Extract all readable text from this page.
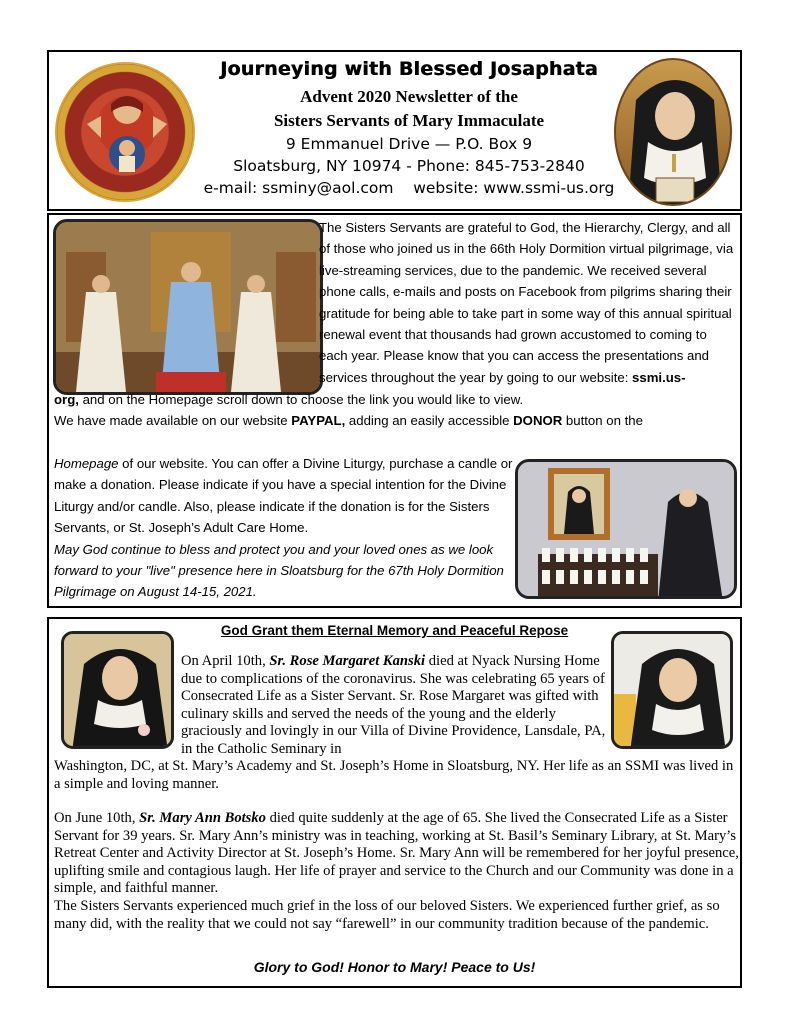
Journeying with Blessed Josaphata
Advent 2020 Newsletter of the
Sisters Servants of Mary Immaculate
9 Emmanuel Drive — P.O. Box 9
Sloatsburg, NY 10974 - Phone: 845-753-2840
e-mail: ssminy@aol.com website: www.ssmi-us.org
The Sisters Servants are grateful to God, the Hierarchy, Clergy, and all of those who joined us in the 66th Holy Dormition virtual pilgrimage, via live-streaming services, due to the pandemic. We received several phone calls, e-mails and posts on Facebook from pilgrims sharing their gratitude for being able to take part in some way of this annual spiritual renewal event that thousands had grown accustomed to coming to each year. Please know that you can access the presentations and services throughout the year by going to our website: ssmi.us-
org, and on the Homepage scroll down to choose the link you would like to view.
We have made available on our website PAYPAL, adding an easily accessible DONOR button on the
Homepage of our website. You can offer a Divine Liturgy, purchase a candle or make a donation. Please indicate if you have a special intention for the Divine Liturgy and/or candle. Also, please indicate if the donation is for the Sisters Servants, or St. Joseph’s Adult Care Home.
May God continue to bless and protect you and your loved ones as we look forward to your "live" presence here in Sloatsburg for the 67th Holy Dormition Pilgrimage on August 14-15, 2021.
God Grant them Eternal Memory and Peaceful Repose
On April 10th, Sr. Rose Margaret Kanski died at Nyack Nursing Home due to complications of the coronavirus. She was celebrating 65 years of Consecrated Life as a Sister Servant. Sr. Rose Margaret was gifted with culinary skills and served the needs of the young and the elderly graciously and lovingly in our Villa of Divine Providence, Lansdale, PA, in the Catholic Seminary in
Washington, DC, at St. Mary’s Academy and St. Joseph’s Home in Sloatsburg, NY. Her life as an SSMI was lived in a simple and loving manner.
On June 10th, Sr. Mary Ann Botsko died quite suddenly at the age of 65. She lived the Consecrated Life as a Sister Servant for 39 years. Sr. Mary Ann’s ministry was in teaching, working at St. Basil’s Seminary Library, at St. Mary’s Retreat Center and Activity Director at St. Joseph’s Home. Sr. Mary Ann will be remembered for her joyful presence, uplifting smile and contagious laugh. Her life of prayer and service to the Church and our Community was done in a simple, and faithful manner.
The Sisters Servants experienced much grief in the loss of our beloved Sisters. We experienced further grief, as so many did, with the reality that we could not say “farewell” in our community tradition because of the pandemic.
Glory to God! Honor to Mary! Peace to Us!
---
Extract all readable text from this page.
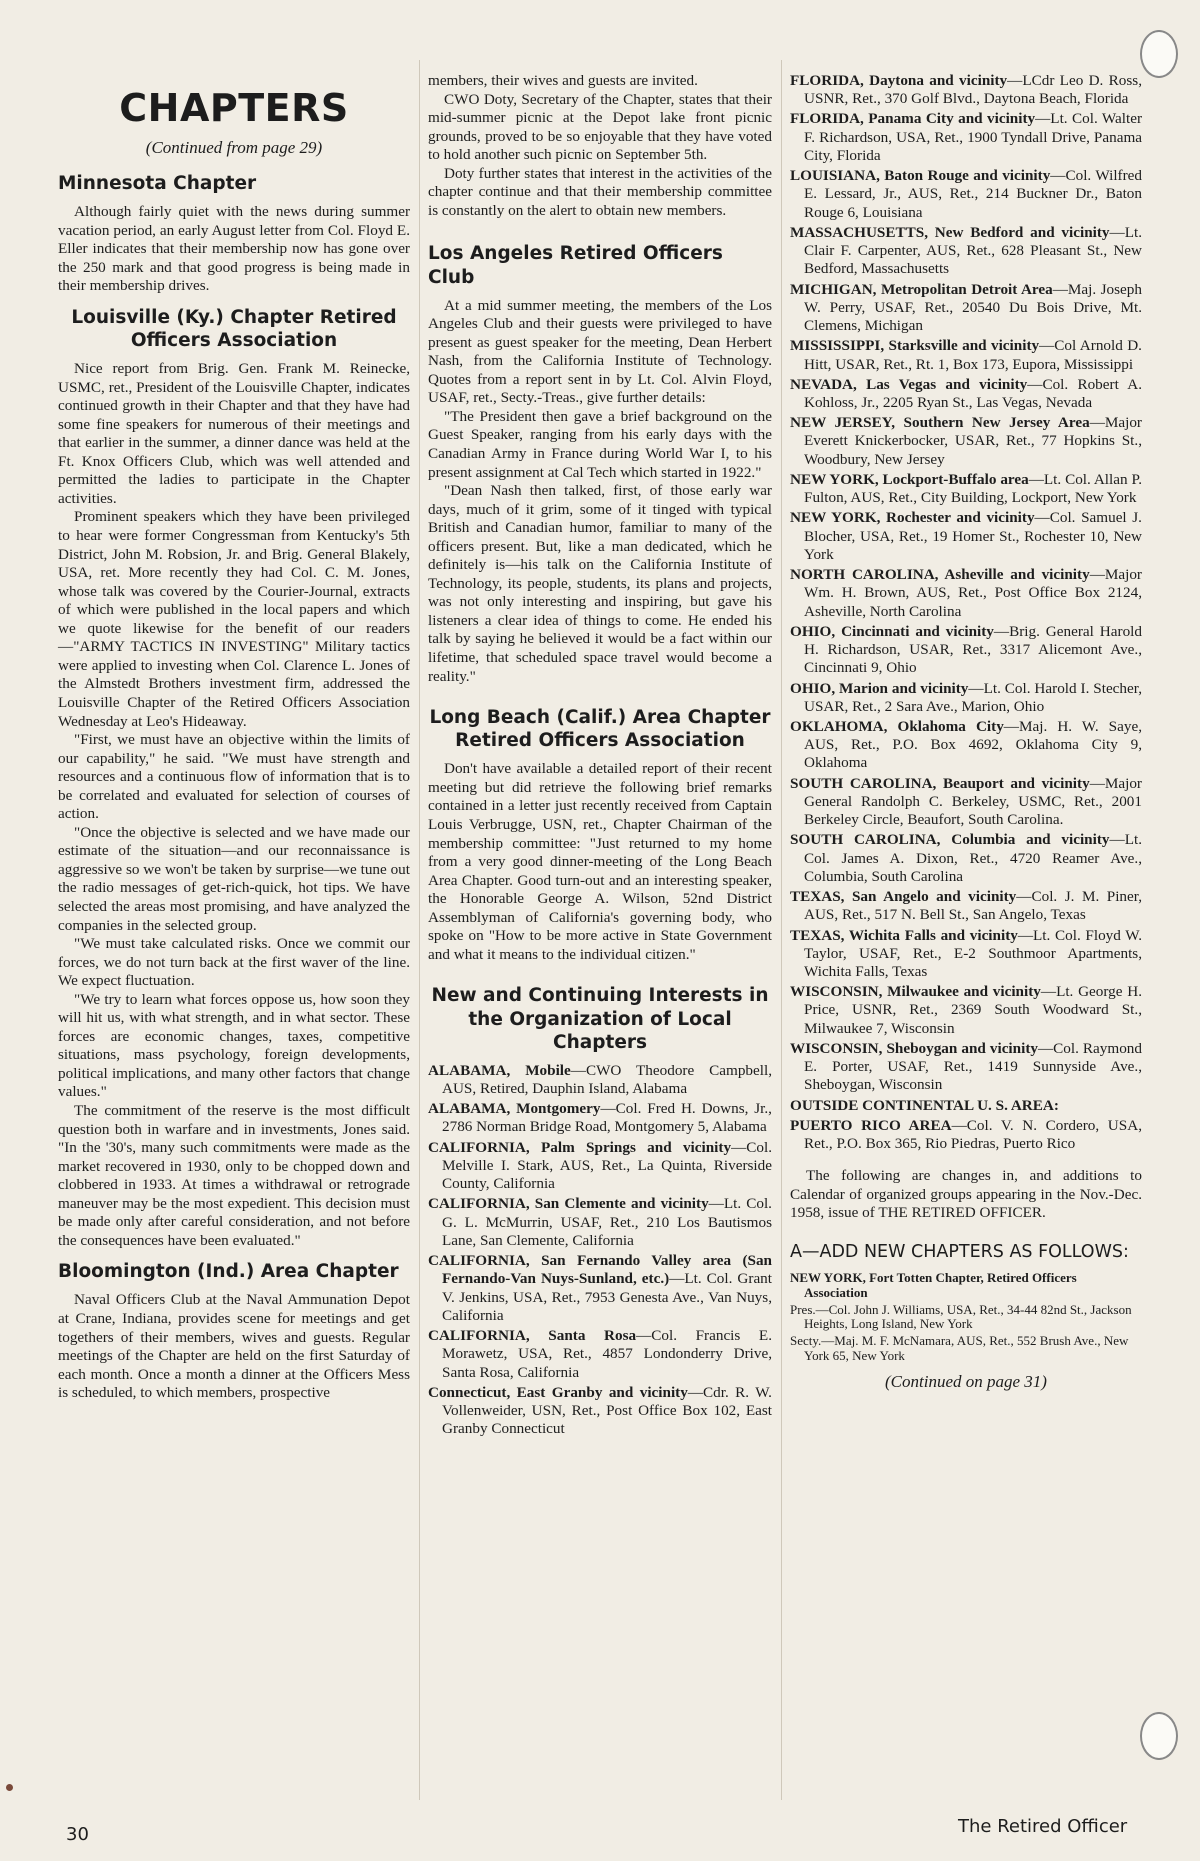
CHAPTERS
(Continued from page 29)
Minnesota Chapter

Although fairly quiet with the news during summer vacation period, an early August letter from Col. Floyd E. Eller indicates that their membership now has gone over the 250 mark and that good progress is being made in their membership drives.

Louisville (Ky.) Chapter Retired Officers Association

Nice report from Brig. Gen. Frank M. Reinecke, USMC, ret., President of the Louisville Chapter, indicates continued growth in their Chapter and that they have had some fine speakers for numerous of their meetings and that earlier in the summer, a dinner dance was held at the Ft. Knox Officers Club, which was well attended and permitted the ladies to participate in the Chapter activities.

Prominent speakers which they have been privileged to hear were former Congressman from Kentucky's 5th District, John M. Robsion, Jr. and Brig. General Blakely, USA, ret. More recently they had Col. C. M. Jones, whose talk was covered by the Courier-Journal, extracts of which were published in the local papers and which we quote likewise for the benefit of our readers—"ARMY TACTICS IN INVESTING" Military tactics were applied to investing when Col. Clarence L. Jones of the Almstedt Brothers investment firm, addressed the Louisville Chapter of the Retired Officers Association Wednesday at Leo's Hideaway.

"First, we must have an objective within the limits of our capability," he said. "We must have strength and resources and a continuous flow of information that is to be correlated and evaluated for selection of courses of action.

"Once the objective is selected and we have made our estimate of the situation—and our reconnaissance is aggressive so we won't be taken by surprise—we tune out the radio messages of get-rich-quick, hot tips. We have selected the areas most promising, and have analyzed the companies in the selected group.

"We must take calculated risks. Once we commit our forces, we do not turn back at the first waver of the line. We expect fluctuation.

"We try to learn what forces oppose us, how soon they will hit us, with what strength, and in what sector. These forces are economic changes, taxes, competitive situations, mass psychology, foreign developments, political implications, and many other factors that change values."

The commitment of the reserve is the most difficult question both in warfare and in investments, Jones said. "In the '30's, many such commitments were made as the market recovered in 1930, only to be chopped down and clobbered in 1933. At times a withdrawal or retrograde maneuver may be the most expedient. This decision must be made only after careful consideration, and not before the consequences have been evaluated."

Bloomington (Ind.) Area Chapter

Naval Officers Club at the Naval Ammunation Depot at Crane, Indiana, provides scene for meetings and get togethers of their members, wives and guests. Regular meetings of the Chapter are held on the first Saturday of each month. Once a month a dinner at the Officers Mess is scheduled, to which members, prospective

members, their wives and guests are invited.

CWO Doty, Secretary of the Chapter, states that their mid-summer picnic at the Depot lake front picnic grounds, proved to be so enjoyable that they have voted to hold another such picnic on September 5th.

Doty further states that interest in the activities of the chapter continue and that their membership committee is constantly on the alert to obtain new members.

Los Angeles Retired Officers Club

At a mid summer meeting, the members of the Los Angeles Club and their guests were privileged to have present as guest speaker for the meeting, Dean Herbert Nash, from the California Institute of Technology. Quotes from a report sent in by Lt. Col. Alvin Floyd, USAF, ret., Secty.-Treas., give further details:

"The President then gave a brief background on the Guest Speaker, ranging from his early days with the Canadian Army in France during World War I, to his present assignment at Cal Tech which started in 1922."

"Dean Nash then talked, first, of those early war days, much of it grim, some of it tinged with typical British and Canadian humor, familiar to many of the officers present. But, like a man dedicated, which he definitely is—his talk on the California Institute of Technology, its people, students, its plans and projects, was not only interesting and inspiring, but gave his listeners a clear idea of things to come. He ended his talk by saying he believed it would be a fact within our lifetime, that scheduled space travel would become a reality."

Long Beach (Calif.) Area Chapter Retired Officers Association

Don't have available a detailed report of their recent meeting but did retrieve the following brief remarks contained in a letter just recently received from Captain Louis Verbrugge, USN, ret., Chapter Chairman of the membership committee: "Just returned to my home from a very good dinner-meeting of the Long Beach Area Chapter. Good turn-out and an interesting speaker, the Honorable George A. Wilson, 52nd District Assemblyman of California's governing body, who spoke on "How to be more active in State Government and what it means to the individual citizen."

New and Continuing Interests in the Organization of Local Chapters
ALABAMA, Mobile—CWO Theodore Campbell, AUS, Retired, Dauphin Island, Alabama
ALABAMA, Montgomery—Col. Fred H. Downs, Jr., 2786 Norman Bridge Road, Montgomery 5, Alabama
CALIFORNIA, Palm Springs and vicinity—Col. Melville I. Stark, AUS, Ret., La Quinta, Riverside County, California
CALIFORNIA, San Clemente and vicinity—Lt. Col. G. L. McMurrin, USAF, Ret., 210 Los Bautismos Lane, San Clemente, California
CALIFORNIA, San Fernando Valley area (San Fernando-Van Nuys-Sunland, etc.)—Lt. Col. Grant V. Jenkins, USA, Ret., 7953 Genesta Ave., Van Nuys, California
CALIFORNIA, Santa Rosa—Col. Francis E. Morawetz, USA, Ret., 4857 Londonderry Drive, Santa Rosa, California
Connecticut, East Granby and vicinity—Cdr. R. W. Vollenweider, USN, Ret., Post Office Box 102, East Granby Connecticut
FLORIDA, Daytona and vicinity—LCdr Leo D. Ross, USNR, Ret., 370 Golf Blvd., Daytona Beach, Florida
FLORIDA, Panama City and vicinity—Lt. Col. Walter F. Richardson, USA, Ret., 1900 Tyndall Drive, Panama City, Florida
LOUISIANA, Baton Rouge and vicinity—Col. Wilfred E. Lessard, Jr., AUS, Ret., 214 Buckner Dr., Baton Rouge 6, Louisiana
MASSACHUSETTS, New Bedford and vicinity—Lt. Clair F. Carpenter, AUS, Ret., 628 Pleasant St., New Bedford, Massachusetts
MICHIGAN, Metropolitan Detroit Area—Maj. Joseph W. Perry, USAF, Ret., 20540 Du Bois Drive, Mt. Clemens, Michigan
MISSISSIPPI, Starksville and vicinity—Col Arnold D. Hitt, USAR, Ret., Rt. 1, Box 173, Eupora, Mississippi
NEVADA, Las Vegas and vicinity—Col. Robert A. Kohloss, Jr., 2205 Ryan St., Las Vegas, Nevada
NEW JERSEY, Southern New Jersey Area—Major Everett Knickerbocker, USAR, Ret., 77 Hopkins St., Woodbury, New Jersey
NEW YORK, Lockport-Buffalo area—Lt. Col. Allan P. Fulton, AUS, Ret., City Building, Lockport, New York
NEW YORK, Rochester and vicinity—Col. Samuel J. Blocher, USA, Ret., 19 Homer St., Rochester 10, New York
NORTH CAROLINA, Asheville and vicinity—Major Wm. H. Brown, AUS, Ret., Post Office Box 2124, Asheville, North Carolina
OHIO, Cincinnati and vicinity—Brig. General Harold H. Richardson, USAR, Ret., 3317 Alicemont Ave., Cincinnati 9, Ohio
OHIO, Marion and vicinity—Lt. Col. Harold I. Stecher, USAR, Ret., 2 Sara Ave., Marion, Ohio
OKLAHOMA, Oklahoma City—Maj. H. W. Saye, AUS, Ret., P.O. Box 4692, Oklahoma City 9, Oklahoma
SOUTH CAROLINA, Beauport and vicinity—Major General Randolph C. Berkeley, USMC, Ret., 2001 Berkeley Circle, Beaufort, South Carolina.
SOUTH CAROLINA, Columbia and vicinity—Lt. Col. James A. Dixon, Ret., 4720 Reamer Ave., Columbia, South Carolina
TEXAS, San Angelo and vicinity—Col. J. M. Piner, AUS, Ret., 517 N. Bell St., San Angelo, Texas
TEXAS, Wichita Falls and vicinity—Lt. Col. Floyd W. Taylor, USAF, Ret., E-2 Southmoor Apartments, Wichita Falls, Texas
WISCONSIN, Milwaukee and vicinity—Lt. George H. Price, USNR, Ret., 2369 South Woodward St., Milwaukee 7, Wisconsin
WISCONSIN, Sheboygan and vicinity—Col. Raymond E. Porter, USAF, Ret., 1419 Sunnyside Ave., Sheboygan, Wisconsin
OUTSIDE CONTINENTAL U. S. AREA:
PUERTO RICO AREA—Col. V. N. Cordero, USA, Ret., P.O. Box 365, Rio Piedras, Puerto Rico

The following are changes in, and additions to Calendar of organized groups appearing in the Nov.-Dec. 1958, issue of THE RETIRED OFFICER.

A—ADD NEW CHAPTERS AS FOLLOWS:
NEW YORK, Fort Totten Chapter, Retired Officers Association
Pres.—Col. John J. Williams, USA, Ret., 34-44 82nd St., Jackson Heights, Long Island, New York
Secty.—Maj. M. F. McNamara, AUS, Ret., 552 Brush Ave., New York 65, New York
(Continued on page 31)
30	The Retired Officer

Action item: Gather from the data above every line with the string "been".

Finished task:
Prominent speakers which they have been privileged to hear were former Congressman from Kentucky's 5th District, John M. Robsion, Jr. and Brig. General Blakely, USA, ret. More recently they had Col. C. M. Jones, whose talk was covered by the Courier-Journal, extracts of which were published in the local papers and which we quote likewise for the benefit of our readers—"ARMY TACTICS IN INVESTING" Military tactics were applied to investing when Col. Clarence L. Jones of the Almstedt Brothers investment firm, addressed the Louisville Chapter of the Retired Officers Association Wednesday at Leo's Hideaway.
The commitment of the reserve is the most difficult question both in warfare and in investments, Jones said. "In the '30's, many such commitments were made as the market recovered in 1930, only to be chopped down and clobbered in 1933. At times a withdrawal or retrograde maneuver may be the most expedient. This decision must be made only after careful consideration, and not before the consequences have been evaluated."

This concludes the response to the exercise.